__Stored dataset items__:

-- Begin --

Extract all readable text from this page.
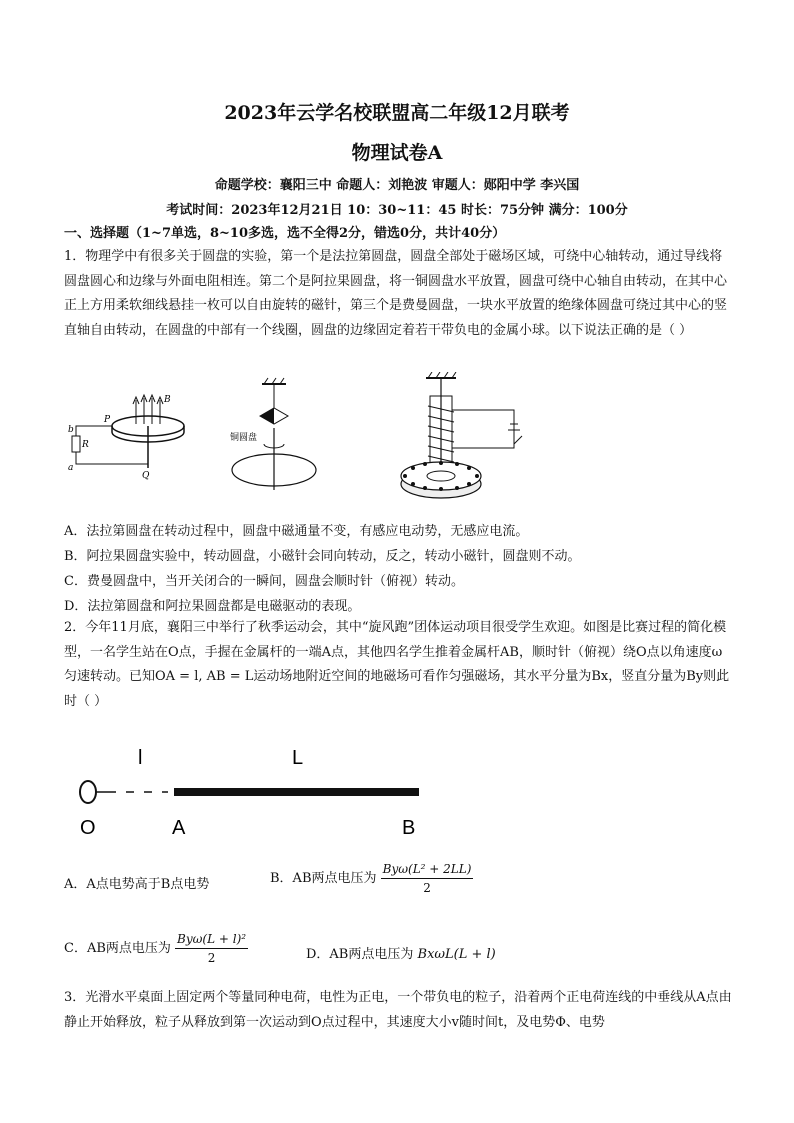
2023年云学名校联盟高二年级12月联考
物理试卷A
命题学校：襄阳三中 命题人：刘艳波 审题人：郧阳中学 李兴国
考试时间：2023年12月21日 10：30~11：45 时长：75分钟 满分：100分
一、选择题（1~7单选，8~10多选，选不全得2分，错选0分，共计40分）
1．物理学中有很多关于圆盘的实验，第一个是法拉第圆盘，圆盘全部处于磁场区域，可绕中心轴转动，通过导线将圆盘圆心和边缘与外面电阻相连。第二个是阿拉果圆盘，将一铜圆盘水平放置，圆盘可绕中心轴自由转动，在其中心正上方用柔软细线悬挂一枚可以自由旋转的磁针，第三个是费曼圆盘，一块水平放置的绝缘体圆盘可绕过其中心的竖直轴自由转动，在圆盘的中部有一个线圈，圆盘的边缘固定着若干带负电的金属小球。以下说法正确的是（ ）
B
P
R
b
a
Q
铜圆盘
A．法拉第圆盘在转动过程中，圆盘中磁通量不变，有感应电动势，无感应电流。
B．阿拉果圆盘实验中，转动圆盘，小磁针会同向转动，反之，转动小磁针，圆盘则不动。
C．费曼圆盘中，当开关闭合的一瞬间，圆盘会顺时针（俯视）转动。
D．法拉第圆盘和阿拉果圆盘都是电磁驱动的表现。
2．今年11月底，襄阳三中举行了秋季运动会，其中“旋风跑”团体运动项目很受学生欢迎。如图是比赛过程的简化模型，一名学生站在O点，手握在金属杆的一端A点，其他四名学生推着金属杆AB，顺时针（俯视）绕O点以角速度ω匀速转动。已知OA = l, AB = L运动场地附近空间的地磁场可看作匀强磁场，其水平分量为Bx，竖直分量为By则此时（ ）
l	L
O	A	B
A．A点电势高于B点电势	B．AB两点电压为 $\frac{\text{Byω(L² + 2LL)}}{2}$
C．AB两点电压为 $\frac{\text{Byω(L + l)²}}{2}$	D．AB两点电压为 BxωL(L + l)
3．光滑水平桌面上固定两个等量同种电荷，电性为正电，一个带负电的粒子，沿着两个正电荷连线的中垂线从A点由静止开始释放，粒子从释放到第一次运动到O点过程中，其速度大小v随时间t，及电势Φ、电势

-- End --

__Given request__: Reproduce each line holding the word "text".

__Expected answer__:
Extract all readable text from this page.
A．A点电势高于B点电势	B．AB两点电压为 $\frac{\text{Byω(L² + 2LL)}}{2}$
C．AB两点电压为 $\frac{\text{Byω(L + l)²}}{2}$	D．AB两点电压为 BxωL(L + l)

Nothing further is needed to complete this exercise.